| Records for this task |
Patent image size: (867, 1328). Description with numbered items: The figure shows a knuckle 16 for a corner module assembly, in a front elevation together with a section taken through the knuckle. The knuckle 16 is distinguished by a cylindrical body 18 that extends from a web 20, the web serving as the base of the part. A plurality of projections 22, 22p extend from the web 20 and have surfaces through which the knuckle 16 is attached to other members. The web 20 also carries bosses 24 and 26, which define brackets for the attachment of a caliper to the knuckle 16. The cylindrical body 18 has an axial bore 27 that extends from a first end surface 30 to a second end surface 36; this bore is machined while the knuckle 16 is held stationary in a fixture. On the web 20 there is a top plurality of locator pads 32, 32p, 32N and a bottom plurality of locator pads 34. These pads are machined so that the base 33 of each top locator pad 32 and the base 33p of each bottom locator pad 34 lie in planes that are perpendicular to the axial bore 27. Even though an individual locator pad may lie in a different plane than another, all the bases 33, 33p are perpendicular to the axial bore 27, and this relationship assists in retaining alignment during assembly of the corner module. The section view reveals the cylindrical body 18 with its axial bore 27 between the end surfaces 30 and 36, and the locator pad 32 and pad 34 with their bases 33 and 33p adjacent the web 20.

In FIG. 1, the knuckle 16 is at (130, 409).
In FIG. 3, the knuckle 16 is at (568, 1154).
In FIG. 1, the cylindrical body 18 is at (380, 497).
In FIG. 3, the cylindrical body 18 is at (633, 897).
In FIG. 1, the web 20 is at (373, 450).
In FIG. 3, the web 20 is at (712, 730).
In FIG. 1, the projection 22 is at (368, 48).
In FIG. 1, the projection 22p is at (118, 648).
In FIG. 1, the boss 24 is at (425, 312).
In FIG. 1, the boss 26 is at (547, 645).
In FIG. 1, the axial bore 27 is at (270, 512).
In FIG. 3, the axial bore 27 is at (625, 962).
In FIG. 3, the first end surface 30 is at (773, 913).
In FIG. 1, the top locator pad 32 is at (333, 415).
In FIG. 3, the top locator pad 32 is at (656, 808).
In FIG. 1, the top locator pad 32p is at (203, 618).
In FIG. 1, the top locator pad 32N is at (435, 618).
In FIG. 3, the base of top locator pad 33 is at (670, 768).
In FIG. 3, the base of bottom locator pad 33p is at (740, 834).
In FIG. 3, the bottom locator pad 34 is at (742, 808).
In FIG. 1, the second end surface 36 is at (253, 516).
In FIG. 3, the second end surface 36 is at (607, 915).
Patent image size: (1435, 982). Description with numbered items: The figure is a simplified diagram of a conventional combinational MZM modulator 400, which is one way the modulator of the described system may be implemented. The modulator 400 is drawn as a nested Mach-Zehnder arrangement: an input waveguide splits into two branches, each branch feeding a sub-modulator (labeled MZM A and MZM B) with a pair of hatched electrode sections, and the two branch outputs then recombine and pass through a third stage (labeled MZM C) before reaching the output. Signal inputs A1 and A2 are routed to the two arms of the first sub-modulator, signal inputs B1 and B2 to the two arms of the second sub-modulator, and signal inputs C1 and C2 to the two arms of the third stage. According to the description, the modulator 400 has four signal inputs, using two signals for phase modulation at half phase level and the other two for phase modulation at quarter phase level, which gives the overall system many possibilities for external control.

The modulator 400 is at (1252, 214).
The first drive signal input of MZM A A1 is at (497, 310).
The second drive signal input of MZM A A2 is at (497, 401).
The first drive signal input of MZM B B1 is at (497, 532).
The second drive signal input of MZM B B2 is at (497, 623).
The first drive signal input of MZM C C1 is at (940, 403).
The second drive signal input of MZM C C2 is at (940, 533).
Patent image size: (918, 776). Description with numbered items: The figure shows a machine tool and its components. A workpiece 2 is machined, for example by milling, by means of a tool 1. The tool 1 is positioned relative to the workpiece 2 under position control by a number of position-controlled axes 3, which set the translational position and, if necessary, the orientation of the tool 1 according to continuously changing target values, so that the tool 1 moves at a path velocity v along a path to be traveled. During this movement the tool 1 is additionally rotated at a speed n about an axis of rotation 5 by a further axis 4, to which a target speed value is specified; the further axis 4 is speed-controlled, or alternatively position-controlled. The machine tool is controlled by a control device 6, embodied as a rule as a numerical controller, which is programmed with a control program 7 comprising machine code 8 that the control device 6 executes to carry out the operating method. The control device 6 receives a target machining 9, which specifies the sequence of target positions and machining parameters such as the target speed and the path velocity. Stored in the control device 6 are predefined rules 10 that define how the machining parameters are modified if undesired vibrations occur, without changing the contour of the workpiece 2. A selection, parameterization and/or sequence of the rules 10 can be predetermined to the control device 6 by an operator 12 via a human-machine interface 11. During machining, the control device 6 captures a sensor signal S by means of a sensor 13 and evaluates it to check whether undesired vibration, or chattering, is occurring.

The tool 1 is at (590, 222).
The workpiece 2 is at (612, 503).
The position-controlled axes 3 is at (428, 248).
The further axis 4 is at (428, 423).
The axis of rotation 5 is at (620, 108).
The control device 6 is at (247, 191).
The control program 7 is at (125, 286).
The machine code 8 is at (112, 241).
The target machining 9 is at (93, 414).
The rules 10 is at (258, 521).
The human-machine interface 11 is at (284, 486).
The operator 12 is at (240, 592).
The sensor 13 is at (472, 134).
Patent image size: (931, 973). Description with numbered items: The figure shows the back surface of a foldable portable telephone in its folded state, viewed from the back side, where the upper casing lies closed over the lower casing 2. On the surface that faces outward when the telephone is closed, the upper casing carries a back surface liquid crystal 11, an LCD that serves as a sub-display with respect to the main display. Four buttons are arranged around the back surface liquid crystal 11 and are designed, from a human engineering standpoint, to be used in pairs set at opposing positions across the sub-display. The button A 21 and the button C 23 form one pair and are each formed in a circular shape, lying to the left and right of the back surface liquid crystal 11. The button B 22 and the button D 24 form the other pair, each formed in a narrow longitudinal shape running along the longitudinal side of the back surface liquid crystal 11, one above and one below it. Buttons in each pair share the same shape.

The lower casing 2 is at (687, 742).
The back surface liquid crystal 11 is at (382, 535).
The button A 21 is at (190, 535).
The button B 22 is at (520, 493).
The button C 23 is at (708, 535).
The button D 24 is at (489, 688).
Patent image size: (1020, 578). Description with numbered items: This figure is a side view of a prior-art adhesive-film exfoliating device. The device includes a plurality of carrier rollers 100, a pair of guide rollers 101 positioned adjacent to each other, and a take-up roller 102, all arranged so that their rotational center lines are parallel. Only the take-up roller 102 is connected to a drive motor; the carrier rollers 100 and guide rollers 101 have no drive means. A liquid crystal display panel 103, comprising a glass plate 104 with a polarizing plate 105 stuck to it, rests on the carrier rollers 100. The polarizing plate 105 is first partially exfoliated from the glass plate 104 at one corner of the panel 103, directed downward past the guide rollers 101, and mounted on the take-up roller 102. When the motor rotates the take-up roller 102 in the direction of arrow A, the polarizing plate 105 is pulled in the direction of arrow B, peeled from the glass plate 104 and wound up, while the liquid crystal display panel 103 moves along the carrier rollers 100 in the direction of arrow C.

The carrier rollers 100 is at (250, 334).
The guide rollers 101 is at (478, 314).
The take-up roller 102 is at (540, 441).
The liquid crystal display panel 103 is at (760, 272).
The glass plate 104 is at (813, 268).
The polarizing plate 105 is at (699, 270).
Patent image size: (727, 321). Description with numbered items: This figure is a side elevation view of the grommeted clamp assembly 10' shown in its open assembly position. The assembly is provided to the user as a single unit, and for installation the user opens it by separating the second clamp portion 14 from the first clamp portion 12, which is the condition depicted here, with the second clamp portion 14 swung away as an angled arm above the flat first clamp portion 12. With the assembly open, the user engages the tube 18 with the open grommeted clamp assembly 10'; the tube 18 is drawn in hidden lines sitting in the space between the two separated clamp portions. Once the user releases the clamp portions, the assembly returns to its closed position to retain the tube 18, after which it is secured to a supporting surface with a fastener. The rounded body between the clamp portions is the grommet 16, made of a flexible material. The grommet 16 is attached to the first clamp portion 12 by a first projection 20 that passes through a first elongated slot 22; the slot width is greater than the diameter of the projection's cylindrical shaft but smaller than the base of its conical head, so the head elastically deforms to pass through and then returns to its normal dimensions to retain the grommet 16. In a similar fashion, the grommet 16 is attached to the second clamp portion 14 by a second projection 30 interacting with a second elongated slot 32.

| Stated problem |
Copy the lines from the one with "Patent image size: (931, 973)." up to and including the one with "The button A 21 is at (190, 535).", word for word.

| Finished task |
Patent image size: (931, 973). Description with numbered items: The figure shows the back surface of a foldable portable telephone in its folded state, viewed from the back side, where the upper casing lies closed over the lower casing 2. On the surface that faces outward when the telephone is closed, the upper casing carries a back surface liquid crystal 11, an LCD that serves as a sub-display with respect to the main display. Four buttons are arranged around the back surface liquid crystal 11 and are designed, from a human engineering standpoint, to be used in pairs set at opposing positions across the sub-display. The button A 21 and the button C 23 form one pair and are each formed in a circular shape, lying to the left and right of the back surface liquid crystal 11. The button B 22 and the button D 24 form the other pair, each formed in a narrow longitudinal shape running along the longitudinal side of the back surface liquid crystal 11, one above and one below it. Buttons in each pair share the same shape.

The lower casing 2 is at (687, 742).
The back surface liquid crystal 11 is at (382, 535).
The button A 21 is at (190, 535).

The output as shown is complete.